- _What is being asked_
In the data below, find every line that has the string "start", and copy it.
**** Available records
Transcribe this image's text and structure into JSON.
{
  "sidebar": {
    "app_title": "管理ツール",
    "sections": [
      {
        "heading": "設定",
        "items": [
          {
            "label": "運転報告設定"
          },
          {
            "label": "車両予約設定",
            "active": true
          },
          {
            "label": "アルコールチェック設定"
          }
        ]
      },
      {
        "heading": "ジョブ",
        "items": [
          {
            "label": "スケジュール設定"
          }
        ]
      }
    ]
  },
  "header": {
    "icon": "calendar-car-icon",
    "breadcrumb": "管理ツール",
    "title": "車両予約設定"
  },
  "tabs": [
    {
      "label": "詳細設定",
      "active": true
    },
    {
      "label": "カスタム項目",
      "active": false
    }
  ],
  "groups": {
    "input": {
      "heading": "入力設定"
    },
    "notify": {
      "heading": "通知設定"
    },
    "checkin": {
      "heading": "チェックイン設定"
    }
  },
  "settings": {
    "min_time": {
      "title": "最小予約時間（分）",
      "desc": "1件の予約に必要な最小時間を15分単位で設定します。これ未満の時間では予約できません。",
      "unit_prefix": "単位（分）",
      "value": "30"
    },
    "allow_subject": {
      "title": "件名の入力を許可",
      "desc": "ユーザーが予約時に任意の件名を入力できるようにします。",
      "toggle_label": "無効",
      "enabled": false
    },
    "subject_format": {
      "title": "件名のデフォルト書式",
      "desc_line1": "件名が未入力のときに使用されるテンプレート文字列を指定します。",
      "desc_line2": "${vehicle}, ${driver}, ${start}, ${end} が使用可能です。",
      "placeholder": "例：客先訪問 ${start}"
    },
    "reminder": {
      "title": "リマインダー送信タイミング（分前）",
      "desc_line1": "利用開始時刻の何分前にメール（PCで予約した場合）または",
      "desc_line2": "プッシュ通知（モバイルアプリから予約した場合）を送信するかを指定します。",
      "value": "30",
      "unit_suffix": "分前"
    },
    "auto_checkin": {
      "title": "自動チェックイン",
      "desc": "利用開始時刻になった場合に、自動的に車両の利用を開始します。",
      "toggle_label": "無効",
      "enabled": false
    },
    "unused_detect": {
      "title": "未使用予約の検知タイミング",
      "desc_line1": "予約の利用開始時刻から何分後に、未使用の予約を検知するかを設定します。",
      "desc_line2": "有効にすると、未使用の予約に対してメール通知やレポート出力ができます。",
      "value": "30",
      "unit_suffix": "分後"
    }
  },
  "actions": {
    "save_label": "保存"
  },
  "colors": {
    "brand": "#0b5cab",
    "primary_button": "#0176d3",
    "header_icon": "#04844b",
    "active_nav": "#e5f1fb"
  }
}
********
- _Written solution_
      "desc_line2": "${vehicle}, ${driver}, ${start}, ${end} が使用可能です。",
      "placeholder": "例：客先訪問 ${start}"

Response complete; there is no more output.